What the task asks:
Transcribe only the part of the listing below that begins at the line containing "Read this page and output its text content." and runs to its final line, keeping both ends.
========================================================================
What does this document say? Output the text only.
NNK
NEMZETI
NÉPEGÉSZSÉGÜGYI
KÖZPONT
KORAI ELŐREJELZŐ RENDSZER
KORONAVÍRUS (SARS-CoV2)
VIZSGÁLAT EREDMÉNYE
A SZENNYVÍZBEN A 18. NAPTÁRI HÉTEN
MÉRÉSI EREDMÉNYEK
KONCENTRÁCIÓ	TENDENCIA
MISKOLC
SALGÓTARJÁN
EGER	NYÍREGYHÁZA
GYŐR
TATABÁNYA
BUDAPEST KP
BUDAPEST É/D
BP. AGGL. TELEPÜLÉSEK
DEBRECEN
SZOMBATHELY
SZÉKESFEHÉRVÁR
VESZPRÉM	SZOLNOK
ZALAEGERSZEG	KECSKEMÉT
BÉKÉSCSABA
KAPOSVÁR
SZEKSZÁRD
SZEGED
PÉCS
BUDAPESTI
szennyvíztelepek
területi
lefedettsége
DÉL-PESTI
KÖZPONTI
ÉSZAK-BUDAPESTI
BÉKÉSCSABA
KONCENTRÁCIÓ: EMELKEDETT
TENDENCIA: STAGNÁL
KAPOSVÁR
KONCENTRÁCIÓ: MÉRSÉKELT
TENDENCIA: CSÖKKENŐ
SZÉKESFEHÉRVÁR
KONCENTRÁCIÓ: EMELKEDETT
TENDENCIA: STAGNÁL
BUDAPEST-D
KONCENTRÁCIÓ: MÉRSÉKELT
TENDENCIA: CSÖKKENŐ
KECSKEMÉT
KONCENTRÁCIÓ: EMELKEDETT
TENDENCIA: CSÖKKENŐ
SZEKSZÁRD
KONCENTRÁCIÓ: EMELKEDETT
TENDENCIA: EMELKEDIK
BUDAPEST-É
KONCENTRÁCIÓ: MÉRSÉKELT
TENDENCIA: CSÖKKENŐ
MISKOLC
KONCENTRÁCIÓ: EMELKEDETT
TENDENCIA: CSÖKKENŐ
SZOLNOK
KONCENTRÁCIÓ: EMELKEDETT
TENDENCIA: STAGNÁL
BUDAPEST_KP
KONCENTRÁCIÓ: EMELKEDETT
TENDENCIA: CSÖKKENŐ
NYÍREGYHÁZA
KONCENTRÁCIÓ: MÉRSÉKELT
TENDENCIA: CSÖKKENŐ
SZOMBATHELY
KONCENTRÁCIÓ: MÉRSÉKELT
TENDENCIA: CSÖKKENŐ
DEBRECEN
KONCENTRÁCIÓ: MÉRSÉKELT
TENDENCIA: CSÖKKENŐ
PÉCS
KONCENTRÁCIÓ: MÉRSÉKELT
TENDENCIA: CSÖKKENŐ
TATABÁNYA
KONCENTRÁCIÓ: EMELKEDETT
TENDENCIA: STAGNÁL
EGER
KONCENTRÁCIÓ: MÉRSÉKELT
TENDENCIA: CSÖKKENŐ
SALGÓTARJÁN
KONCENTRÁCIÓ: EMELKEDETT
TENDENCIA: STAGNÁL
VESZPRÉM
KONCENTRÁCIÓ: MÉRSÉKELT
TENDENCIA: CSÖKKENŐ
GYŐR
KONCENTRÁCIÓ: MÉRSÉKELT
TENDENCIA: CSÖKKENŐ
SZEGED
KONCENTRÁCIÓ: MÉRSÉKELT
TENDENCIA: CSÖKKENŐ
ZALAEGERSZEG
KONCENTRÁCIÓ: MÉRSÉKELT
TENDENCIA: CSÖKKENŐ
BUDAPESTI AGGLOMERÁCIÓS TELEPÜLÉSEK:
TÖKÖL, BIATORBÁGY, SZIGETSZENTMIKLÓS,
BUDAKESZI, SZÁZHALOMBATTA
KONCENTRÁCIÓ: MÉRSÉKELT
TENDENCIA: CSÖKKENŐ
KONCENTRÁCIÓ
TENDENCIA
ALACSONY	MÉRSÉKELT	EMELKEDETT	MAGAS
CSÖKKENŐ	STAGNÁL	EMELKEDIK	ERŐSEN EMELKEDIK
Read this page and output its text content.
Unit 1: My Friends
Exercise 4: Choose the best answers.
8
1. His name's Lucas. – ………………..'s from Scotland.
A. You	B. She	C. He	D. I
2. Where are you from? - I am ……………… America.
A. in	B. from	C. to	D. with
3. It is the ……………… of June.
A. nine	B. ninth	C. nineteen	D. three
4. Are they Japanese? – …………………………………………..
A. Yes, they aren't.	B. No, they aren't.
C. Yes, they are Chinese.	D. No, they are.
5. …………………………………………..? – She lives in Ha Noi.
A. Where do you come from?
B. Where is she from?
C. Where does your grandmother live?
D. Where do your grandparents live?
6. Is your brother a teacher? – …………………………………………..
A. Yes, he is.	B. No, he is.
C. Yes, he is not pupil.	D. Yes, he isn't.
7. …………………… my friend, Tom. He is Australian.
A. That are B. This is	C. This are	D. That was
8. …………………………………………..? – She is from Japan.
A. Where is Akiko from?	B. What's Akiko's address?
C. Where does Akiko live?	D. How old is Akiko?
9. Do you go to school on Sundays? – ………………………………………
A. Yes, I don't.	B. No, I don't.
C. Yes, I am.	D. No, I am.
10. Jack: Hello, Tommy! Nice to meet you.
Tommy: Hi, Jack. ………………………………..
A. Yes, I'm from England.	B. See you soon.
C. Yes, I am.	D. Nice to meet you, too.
========================================================================
Exercise answer:
Read this page and output its text content.
Unit 1: My Friends
Exercise 4: Choose the best answers.
8
1. His name's Lucas. – ………………..'s from Scotland.
A. You	B. She	C. He	D. I
2. Where are you from? - I am ……………… America.
A. in	B. from	C. to	D. with
3. It is the ……………… of June.
A. nine	B. ninth	C. nineteen	D. three
4. Are they Japanese? – …………………………………………..
A. Yes, they aren't.	B. No, they aren't.
C. Yes, they are Chinese.	D. No, they are.
5. …………………………………………..? – She lives in Ha Noi.
A. Where do you come from?
B. Where is she from?
C. Where does your grandmother live?
D. Where do your grandparents live?
6. Is your brother a teacher? – …………………………………………..
A. Yes, he is.	B. No, he is.
C. Yes, he is not pupil.	D. Yes, he isn't.
7. …………………… my friend, Tom. He is Australian.
A. That are B. This is	C. This are	D. That was
8. …………………………………………..? – She is from Japan.
A. Where is Akiko from?	B. What's Akiko's address?
C. Where does Akiko live?	D. How old is Akiko?
9. Do you go to school on Sundays? – ………………………………………
A. Yes, I don't.	B. No, I don't.
C. Yes, I am.	D. No, I am.
10. Jack: Hello, Tommy! Nice to meet you.
Tommy: Hi, Jack. ………………………………..
A. Yes, I'm from England.	B. See you soon.
C. Yes, I am.	D. Nice to meet you, too.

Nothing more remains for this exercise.